▸ **Task material**
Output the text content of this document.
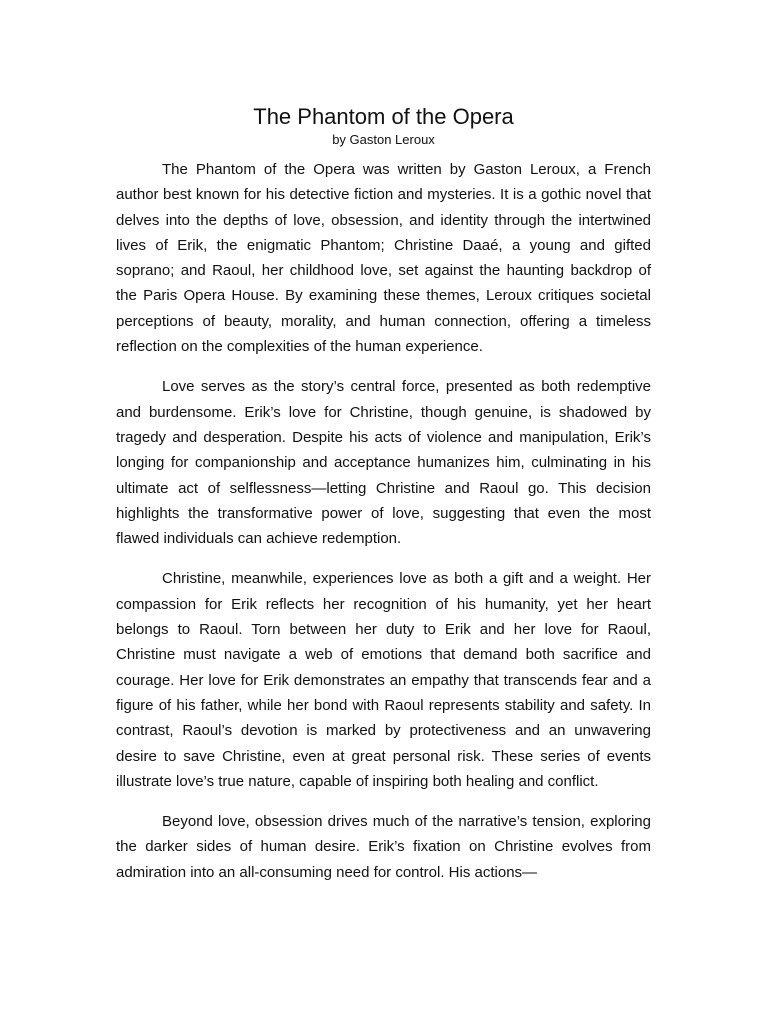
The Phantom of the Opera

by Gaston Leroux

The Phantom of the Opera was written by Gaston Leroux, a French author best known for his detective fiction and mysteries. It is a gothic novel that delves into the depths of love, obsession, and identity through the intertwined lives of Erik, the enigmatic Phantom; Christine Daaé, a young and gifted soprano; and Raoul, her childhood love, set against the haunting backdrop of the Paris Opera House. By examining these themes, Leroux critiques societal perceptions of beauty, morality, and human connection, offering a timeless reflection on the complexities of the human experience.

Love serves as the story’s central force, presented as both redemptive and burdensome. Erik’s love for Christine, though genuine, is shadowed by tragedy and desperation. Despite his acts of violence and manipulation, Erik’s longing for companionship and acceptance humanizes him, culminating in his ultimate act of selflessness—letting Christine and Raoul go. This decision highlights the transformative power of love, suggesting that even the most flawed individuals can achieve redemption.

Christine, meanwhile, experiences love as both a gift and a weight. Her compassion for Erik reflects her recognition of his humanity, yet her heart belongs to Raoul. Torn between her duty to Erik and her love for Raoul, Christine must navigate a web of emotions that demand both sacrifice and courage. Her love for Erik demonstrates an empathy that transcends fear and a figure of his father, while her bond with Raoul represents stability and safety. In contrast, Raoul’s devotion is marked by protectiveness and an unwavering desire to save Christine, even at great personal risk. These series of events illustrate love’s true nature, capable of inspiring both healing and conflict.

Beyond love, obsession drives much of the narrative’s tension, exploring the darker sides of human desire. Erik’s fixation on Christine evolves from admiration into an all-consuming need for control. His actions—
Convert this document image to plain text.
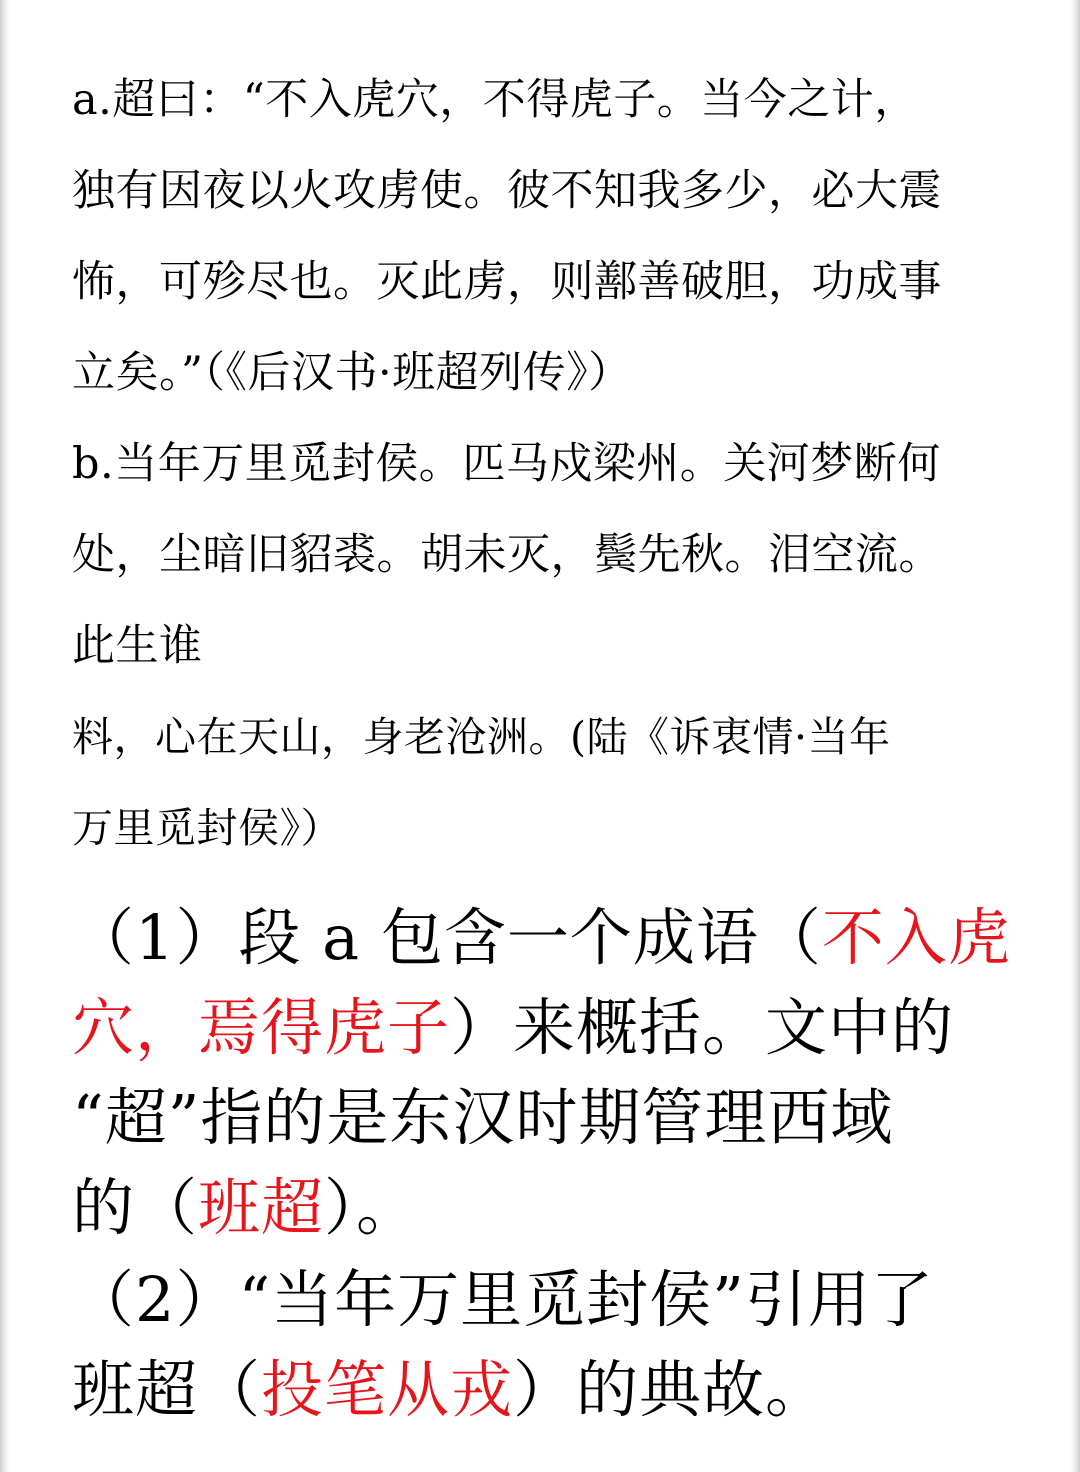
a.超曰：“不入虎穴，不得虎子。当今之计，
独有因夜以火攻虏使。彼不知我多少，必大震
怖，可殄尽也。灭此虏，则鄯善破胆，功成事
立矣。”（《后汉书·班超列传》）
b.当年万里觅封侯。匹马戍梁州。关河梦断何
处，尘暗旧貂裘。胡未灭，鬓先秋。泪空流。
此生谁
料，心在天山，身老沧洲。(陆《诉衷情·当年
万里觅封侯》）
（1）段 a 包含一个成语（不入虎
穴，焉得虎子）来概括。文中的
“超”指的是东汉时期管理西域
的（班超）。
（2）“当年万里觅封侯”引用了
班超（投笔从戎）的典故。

▸ **Instructions to follow**
Using the records above, pull out each line where the word "Leroux" occurs.

▸ **Full response**
by Gaston Leroux
The Phantom of the Opera was written by Gaston Leroux, a French author best known for his detective fiction and mysteries. It is a gothic novel that delves into the depths of love, obsession, and identity through the intertwined lives of Erik, the enigmatic Phantom; Christine Daaé, a young and gifted soprano; and Raoul, her childhood love, set against the haunting backdrop of the Paris Opera House. By examining these themes, Leroux critiques societal perceptions of beauty, morality, and human connection, offering a timeless reflection on the complexities of the human experience.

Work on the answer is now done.